» WORK REQUEST:
Everything from the line containing "Read this page and output its text content." through the end of the entries should be transcribed exactly. Leave out all other lines.

» SOURCE RECORDS:
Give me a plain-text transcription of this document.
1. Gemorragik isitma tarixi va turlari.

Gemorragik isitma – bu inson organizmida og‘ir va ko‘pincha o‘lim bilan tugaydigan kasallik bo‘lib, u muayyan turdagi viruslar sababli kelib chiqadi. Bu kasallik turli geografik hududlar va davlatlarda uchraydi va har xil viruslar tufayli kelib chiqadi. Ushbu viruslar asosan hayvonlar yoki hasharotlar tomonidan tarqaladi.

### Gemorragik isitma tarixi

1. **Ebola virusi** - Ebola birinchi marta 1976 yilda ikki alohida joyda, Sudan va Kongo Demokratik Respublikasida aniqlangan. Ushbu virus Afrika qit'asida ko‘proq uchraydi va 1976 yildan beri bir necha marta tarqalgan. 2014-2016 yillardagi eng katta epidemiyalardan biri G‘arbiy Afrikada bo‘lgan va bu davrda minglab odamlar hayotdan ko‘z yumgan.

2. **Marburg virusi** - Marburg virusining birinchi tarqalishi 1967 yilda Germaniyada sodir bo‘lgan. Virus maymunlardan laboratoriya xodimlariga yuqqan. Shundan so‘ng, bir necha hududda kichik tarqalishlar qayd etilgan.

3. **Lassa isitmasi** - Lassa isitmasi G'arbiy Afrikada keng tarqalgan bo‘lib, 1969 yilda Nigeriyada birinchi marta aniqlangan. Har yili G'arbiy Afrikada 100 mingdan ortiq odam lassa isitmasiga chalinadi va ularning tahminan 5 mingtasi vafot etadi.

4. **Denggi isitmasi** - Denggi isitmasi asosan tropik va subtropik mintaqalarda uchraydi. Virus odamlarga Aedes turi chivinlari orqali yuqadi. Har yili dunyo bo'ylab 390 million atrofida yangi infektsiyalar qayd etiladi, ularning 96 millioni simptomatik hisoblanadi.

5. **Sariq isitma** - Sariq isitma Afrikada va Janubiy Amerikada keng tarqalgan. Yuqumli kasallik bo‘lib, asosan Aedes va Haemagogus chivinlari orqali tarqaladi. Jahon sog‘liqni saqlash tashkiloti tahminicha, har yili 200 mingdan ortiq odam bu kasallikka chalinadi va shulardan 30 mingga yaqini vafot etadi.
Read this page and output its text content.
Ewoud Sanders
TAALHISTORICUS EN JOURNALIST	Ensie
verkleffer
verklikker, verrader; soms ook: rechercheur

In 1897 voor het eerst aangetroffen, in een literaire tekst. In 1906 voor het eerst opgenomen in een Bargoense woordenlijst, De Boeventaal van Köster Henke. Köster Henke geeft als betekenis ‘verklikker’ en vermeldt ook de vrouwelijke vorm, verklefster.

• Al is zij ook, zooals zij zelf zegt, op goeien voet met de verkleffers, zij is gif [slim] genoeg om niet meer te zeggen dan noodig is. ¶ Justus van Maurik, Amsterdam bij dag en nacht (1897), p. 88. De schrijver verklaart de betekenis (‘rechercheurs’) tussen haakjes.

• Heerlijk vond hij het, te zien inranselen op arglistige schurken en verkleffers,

» ANSWER AREA:
Read this page and output its text content.
Ewoud Sanders
TAALHISTORICUS EN JOURNALIST	Ensie
verkleffer
verklikker, verrader; soms ook: rechercheur

In 1897 voor het eerst aangetroffen, in een literaire tekst. In 1906 voor het eerst opgenomen in een Bargoense woordenlijst, De Boeventaal van Köster Henke. Köster Henke geeft als betekenis ‘verklikker’ en vermeldt ook de vrouwelijke vorm, verklefster.

• Al is zij ook, zooals zij zelf zegt, op goeien voet met de verkleffers, zij is gif [slim] genoeg om niet meer te zeggen dan noodig is. ¶ Justus van Maurik, Amsterdam bij dag en nacht (1897), p. 88. De schrijver verklaart de betekenis (‘rechercheurs’) tussen haakjes.

• Heerlijk vond hij het, te zien inranselen op arglistige schurken en verkleffers,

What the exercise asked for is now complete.